» Listed entries

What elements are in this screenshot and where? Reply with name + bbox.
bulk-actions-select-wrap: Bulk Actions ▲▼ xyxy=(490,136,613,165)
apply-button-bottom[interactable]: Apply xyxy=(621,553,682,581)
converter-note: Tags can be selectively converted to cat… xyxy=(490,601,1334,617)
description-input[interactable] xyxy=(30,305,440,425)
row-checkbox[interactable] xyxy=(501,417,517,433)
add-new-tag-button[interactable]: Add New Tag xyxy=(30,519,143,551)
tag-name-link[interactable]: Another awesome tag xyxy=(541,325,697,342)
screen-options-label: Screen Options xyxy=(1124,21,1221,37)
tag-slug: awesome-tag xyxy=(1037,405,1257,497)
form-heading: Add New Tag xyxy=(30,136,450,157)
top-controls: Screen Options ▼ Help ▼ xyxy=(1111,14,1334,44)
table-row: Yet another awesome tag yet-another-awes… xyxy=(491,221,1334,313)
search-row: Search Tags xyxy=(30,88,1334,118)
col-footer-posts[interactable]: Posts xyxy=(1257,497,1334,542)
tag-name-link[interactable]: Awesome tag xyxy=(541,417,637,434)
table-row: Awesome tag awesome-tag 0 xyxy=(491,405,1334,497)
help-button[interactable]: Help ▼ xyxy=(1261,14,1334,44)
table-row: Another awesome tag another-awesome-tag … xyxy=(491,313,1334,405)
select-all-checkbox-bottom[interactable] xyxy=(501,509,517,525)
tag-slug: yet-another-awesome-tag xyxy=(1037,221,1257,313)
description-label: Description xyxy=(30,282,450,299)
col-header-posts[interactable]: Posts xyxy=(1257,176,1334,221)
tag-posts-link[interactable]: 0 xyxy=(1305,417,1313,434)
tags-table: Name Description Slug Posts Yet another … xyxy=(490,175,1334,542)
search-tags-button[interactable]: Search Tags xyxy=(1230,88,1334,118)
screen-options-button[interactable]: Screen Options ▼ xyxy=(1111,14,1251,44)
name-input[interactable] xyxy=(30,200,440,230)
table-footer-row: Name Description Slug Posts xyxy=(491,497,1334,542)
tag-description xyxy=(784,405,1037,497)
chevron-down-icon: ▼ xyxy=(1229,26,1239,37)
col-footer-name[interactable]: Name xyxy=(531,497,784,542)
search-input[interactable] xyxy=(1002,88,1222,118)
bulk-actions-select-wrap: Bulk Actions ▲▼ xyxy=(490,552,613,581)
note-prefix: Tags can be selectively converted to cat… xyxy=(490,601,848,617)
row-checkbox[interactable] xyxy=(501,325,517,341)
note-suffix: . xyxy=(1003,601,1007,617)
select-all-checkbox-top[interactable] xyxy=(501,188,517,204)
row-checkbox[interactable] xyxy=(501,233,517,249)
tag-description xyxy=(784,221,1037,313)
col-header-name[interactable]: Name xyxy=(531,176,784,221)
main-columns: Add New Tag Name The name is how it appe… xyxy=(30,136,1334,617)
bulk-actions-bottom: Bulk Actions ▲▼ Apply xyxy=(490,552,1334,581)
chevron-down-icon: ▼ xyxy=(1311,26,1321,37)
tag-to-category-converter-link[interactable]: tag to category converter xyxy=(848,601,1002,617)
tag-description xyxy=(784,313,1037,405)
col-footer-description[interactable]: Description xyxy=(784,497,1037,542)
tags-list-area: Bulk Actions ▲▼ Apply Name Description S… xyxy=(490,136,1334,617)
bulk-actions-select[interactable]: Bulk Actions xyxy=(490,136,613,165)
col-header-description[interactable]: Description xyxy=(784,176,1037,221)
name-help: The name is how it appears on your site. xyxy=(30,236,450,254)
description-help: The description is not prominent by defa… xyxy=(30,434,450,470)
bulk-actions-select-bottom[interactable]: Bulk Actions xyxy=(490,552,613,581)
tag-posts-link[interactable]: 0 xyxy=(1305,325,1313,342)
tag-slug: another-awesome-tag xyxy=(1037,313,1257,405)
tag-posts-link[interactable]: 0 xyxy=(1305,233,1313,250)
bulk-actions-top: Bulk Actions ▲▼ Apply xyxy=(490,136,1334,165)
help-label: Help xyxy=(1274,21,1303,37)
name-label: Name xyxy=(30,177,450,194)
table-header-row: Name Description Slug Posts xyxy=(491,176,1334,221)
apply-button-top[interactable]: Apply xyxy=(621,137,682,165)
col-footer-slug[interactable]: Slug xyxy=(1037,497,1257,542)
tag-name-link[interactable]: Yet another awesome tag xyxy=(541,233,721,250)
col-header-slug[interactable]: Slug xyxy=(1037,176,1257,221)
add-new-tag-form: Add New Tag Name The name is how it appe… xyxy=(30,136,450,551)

» Exercise prompt
Extract every line of the data above and reproduce each one verbatim, in the same order.

» Solution to this exercise
What elements are in this screenshot and where? Reply with name + bbox.
bulk-actions-select-wrap: Bulk Actions ▲▼ xyxy=(490,136,613,165)
apply-button-bottom[interactable]: Apply xyxy=(621,553,682,581)
converter-note: Tags can be selectively converted to cat… xyxy=(490,601,1334,617)
description-input[interactable] xyxy=(30,305,440,425)
row-checkbox[interactable] xyxy=(501,417,517,433)
add-new-tag-button[interactable]: Add New Tag xyxy=(30,519,143,551)
tag-name-link[interactable]: Another awesome tag xyxy=(541,325,697,342)
screen-options-label: Screen Options xyxy=(1124,21,1221,37)
tag-slug: awesome-tag xyxy=(1037,405,1257,497)
form-heading: Add New Tag xyxy=(30,136,450,157)
top-controls: Screen Options ▼ Help ▼ xyxy=(1111,14,1334,44)
table-row: Yet another awesome tag yet-another-awes… xyxy=(491,221,1334,313)
search-row: Search Tags xyxy=(30,88,1334,118)
col-footer-posts[interactable]: Posts xyxy=(1257,497,1334,542)
tag-name-link[interactable]: Awesome tag xyxy=(541,417,637,434)
table-row: Awesome tag awesome-tag 0 xyxy=(491,405,1334,497)
help-button[interactable]: Help ▼ xyxy=(1261,14,1334,44)
table-row: Another awesome tag another-awesome-tag … xyxy=(491,313,1334,405)
select-all-checkbox-bottom[interactable] xyxy=(501,509,517,525)
tag-slug: yet-another-awesome-tag xyxy=(1037,221,1257,313)
description-label: Description xyxy=(30,282,450,299)
col-header-posts[interactable]: Posts xyxy=(1257,176,1334,221)
tag-posts-link[interactable]: 0 xyxy=(1305,417,1313,434)
tags-table: Name Description Slug Posts Yet another … xyxy=(490,175,1334,542)
search-tags-button[interactable]: Search Tags xyxy=(1230,88,1334,118)
screen-options-button[interactable]: Screen Options ▼ xyxy=(1111,14,1251,44)
name-input[interactable] xyxy=(30,200,440,230)
table-footer-row: Name Description Slug Posts xyxy=(491,497,1334,542)
tag-description xyxy=(784,405,1037,497)
chevron-down-icon: ▼ xyxy=(1229,26,1239,37)
col-footer-name[interactable]: Name xyxy=(531,497,784,542)
search-input[interactable] xyxy=(1002,88,1222,118)
bulk-actions-select-wrap: Bulk Actions ▲▼ xyxy=(490,552,613,581)
note-prefix: Tags can be selectively converted to cat… xyxy=(490,601,848,617)
row-checkbox[interactable] xyxy=(501,325,517,341)
note-suffix: . xyxy=(1003,601,1007,617)
select-all-checkbox-top[interactable] xyxy=(501,188,517,204)
row-checkbox[interactable] xyxy=(501,233,517,249)
tag-description xyxy=(784,221,1037,313)
col-header-name[interactable]: Name xyxy=(531,176,784,221)
main-columns: Add New Tag Name The name is how it appe… xyxy=(30,136,1334,617)
bulk-actions-bottom: Bulk Actions ▲▼ Apply xyxy=(490,552,1334,581)
chevron-down-icon: ▼ xyxy=(1311,26,1321,37)
tag-to-category-converter-link[interactable]: tag to category converter xyxy=(848,601,1002,617)
tag-description xyxy=(784,313,1037,405)
col-footer-description[interactable]: Description xyxy=(784,497,1037,542)
tags-list-area: Bulk Actions ▲▼ Apply Name Description S… xyxy=(490,136,1334,617)
bulk-actions-select[interactable]: Bulk Actions xyxy=(490,136,613,165)
col-header-description[interactable]: Description xyxy=(784,176,1037,221)
name-help: The name is how it appears on your site. xyxy=(30,236,450,254)
description-help: The description is not prominent by defa… xyxy=(30,434,450,470)
bulk-actions-select-bottom[interactable]: Bulk Actions xyxy=(490,552,613,581)
tag-posts-link[interactable]: 0 xyxy=(1305,325,1313,342)
tag-slug: another-awesome-tag xyxy=(1037,313,1257,405)
tag-posts-link[interactable]: 0 xyxy=(1305,233,1313,250)
bulk-actions-top: Bulk Actions ▲▼ Apply xyxy=(490,136,1334,165)
help-label: Help xyxy=(1274,21,1303,37)
name-label: Name xyxy=(30,177,450,194)
table-header-row: Name Description Slug Posts xyxy=(491,176,1334,221)
apply-button-top[interactable]: Apply xyxy=(621,137,682,165)
col-footer-slug[interactable]: Slug xyxy=(1037,497,1257,542)
tag-name-link[interactable]: Yet another awesome tag xyxy=(541,233,721,250)
col-header-slug[interactable]: Slug xyxy=(1037,176,1257,221)
add-new-tag-form: Add New Tag Name The name is how it appe… xyxy=(30,136,450,551)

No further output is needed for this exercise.